--- DATA SECTION ---
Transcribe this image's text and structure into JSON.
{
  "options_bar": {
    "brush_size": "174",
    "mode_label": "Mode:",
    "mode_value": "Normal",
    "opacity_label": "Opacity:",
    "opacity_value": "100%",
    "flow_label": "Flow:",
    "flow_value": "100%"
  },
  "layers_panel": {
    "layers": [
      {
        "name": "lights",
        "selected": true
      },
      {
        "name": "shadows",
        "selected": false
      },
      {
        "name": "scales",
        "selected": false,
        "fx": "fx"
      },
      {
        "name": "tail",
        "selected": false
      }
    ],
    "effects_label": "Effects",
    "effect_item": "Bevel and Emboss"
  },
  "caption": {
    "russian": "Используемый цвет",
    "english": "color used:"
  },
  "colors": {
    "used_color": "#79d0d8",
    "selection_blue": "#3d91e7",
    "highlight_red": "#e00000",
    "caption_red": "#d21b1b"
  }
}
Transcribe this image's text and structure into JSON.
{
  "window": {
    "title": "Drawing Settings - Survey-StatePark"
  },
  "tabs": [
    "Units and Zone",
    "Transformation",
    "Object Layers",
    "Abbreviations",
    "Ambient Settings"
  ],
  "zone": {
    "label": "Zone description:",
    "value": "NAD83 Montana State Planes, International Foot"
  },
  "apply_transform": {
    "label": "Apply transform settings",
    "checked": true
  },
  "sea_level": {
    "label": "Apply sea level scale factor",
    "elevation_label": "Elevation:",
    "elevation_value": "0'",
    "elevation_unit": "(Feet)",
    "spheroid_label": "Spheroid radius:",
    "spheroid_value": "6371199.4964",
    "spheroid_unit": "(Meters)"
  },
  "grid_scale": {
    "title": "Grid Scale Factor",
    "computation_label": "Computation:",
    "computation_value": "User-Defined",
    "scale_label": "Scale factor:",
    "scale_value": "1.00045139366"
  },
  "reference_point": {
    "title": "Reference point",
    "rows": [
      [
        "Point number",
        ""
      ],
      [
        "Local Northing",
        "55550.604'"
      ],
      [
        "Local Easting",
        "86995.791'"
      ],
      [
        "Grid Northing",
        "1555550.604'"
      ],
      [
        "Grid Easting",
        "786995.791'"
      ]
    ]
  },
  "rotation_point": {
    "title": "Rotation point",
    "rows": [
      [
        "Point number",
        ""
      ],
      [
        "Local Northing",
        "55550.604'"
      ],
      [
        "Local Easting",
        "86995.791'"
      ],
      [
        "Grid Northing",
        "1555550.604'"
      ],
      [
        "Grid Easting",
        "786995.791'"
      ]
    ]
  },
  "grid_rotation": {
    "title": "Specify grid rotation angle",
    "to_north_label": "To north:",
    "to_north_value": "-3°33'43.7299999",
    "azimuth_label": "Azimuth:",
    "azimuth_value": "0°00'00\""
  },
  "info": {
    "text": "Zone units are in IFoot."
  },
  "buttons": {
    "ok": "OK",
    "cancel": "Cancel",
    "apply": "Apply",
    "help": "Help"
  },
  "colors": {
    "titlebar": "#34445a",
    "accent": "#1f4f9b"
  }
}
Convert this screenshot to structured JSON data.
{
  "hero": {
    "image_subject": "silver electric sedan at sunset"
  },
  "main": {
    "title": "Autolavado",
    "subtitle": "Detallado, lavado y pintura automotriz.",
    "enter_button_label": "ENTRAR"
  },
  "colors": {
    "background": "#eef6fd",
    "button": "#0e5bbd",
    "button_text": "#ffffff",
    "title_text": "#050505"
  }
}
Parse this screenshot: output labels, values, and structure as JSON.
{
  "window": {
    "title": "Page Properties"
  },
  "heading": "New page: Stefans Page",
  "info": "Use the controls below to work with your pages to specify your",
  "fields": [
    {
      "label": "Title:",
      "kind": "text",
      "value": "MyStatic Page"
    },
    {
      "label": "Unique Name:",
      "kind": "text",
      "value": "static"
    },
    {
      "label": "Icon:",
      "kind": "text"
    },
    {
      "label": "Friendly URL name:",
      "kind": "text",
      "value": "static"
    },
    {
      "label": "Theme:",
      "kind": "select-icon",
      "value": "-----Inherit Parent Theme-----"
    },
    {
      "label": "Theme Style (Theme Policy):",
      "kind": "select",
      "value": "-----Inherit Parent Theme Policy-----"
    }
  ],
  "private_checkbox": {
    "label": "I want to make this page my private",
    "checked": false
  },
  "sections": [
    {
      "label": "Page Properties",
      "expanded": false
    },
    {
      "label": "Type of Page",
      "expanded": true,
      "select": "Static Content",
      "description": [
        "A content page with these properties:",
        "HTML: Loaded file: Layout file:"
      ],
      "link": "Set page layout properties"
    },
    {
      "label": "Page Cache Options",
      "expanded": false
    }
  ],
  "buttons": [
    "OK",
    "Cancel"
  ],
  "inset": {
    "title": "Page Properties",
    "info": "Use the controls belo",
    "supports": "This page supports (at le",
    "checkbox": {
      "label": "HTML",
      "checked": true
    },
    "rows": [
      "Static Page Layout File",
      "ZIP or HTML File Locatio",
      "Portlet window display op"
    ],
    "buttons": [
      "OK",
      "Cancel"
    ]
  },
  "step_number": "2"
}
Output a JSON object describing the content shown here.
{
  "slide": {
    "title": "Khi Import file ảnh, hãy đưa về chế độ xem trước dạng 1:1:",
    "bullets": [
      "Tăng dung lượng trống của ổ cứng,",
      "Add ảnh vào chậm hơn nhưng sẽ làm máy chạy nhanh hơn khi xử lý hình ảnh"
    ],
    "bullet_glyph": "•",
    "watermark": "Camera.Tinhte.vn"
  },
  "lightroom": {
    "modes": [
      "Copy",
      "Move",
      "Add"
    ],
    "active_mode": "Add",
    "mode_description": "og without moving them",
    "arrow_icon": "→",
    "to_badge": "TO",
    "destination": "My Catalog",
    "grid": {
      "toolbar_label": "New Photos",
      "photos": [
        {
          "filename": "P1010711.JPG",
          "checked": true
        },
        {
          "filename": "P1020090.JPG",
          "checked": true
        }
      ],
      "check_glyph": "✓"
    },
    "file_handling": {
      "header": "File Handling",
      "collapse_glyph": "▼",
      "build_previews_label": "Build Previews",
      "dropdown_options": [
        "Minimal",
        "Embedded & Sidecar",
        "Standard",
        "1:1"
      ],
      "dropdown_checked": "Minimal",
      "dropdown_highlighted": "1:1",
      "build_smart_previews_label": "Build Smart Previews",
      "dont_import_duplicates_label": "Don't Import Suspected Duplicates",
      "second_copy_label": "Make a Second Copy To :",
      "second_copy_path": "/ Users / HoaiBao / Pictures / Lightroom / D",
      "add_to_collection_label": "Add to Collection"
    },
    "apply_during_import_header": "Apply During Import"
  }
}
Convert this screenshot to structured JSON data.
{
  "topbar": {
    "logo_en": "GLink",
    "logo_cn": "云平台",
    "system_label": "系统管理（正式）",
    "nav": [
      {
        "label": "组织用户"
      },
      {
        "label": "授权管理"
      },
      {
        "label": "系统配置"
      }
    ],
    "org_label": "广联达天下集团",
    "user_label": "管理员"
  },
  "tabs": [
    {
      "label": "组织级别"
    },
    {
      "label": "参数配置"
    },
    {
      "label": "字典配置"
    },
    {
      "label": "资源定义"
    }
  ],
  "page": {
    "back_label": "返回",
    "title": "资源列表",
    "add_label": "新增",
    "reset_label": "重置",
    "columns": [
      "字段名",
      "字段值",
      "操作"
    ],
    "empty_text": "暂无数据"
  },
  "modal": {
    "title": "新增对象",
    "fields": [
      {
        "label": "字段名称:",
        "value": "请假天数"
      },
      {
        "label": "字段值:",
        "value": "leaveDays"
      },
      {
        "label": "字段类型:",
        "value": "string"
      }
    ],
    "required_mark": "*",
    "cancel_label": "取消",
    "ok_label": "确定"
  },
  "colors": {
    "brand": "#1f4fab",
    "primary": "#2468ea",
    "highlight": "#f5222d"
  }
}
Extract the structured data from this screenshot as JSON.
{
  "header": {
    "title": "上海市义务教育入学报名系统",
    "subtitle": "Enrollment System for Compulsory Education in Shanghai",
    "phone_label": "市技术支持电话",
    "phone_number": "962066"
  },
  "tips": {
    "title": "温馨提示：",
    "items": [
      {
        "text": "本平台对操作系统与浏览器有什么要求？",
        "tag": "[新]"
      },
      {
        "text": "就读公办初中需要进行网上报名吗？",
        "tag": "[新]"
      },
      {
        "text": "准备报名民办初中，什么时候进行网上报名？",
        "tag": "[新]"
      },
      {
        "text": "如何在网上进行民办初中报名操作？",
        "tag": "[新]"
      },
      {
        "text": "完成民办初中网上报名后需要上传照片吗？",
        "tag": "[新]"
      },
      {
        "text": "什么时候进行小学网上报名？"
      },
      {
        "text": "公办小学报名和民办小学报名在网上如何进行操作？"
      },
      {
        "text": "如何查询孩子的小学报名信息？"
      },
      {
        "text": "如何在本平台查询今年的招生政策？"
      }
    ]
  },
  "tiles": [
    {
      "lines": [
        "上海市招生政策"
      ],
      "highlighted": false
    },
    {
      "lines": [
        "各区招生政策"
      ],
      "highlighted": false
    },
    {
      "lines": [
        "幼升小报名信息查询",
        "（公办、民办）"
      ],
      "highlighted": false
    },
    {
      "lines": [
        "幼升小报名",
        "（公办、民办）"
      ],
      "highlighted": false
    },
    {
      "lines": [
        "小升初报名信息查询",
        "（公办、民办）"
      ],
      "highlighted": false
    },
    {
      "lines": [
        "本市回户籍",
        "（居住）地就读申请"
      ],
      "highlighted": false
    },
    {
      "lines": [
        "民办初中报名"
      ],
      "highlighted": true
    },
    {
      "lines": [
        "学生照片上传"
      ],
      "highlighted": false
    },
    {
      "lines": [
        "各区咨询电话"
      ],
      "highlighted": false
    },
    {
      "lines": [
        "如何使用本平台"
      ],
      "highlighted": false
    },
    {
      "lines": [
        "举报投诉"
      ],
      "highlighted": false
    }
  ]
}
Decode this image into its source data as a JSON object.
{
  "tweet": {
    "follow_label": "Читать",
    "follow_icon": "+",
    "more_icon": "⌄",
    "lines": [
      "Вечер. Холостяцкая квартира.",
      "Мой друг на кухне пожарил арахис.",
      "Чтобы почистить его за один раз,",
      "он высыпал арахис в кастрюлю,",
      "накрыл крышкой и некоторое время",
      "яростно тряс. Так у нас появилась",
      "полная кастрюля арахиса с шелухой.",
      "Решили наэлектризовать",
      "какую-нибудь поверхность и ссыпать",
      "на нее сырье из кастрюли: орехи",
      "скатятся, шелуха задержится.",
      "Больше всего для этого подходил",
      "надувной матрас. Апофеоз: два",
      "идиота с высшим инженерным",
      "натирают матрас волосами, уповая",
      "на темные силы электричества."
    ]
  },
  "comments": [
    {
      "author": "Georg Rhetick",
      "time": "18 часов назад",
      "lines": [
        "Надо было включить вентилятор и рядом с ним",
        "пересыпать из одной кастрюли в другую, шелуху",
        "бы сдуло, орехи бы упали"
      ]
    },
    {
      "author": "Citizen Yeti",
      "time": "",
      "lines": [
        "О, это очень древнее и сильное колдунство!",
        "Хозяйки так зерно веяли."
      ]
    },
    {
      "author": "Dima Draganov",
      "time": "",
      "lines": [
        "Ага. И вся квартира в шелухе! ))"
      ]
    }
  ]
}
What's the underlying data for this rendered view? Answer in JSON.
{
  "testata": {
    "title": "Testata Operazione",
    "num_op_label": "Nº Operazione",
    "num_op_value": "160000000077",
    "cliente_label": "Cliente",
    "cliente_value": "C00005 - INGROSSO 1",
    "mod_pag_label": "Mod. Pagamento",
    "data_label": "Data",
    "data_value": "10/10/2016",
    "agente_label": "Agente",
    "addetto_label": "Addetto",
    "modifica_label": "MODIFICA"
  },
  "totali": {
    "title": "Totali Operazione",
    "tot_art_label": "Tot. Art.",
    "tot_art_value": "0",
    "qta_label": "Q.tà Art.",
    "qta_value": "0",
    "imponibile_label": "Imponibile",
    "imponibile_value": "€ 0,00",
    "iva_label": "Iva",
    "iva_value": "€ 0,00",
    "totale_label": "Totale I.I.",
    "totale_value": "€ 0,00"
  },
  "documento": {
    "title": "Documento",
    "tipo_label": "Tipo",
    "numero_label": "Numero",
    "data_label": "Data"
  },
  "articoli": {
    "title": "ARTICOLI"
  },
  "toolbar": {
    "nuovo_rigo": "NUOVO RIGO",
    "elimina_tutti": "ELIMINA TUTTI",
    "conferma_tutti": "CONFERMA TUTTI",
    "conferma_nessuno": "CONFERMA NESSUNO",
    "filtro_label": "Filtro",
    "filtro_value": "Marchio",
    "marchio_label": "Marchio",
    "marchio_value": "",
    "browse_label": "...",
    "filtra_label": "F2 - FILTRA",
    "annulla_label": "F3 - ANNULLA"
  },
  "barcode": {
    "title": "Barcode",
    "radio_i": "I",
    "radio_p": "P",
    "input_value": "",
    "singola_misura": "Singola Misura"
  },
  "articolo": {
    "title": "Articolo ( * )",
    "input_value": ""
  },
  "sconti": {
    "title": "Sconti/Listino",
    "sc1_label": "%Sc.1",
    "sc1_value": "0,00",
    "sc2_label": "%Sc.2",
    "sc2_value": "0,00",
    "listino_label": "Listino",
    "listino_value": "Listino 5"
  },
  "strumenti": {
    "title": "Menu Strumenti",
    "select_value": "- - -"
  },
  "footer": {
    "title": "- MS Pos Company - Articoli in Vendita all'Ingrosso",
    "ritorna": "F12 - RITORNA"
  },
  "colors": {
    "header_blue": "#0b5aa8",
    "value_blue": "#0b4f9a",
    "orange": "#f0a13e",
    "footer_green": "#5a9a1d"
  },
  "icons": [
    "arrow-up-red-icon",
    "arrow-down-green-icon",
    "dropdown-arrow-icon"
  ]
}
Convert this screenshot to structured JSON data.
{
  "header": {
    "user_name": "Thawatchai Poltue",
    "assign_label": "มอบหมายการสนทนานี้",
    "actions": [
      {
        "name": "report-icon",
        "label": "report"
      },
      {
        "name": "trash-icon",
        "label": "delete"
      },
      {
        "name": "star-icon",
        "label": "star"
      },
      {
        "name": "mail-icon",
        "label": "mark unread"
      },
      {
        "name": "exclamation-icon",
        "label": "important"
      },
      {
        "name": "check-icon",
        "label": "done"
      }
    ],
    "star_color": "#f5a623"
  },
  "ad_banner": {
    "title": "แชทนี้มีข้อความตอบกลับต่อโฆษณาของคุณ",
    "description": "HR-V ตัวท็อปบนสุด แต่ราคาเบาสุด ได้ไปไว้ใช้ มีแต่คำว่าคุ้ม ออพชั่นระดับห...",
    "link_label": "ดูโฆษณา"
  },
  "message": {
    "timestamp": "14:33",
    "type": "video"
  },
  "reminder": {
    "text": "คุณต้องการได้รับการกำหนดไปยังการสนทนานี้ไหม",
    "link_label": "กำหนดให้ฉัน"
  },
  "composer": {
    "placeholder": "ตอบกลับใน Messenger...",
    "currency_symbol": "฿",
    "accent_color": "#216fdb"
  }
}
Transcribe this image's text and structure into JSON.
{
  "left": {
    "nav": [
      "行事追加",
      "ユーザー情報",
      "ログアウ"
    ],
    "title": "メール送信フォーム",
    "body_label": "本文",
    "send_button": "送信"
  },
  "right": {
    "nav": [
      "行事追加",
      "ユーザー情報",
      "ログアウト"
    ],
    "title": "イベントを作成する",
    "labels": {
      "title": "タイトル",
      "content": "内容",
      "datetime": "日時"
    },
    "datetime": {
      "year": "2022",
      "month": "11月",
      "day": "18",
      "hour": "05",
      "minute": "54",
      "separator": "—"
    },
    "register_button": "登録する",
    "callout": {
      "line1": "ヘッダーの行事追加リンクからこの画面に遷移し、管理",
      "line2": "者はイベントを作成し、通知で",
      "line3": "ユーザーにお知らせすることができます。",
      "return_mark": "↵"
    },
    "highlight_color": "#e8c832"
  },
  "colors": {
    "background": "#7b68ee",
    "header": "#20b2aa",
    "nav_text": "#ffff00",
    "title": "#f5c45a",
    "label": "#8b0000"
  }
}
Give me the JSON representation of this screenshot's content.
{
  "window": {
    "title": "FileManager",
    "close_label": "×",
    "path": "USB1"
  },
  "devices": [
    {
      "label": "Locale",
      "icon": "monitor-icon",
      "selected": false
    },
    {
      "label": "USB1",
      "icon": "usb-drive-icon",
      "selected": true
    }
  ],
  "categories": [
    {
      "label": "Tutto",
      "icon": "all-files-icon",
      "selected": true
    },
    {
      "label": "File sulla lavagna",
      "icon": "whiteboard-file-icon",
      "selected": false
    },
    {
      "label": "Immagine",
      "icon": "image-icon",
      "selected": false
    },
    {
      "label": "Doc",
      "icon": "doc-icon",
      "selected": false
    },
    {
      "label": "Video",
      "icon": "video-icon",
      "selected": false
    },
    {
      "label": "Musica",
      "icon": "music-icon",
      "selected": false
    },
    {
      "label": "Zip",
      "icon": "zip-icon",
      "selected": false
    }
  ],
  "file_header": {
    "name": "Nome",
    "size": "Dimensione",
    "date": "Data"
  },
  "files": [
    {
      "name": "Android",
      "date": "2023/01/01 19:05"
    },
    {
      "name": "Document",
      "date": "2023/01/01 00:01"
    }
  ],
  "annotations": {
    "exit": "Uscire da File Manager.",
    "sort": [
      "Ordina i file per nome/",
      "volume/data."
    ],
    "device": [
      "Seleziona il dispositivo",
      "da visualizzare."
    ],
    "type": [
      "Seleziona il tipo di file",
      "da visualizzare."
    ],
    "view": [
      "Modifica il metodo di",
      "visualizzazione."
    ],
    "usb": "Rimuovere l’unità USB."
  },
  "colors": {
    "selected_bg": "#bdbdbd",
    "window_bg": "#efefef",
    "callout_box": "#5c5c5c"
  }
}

--- TASK TO COMPLETE ---
The answer is the number of lines in the preceding material that hold "author"; write that number and nothing else.

--- ANSWER BELOW ---
3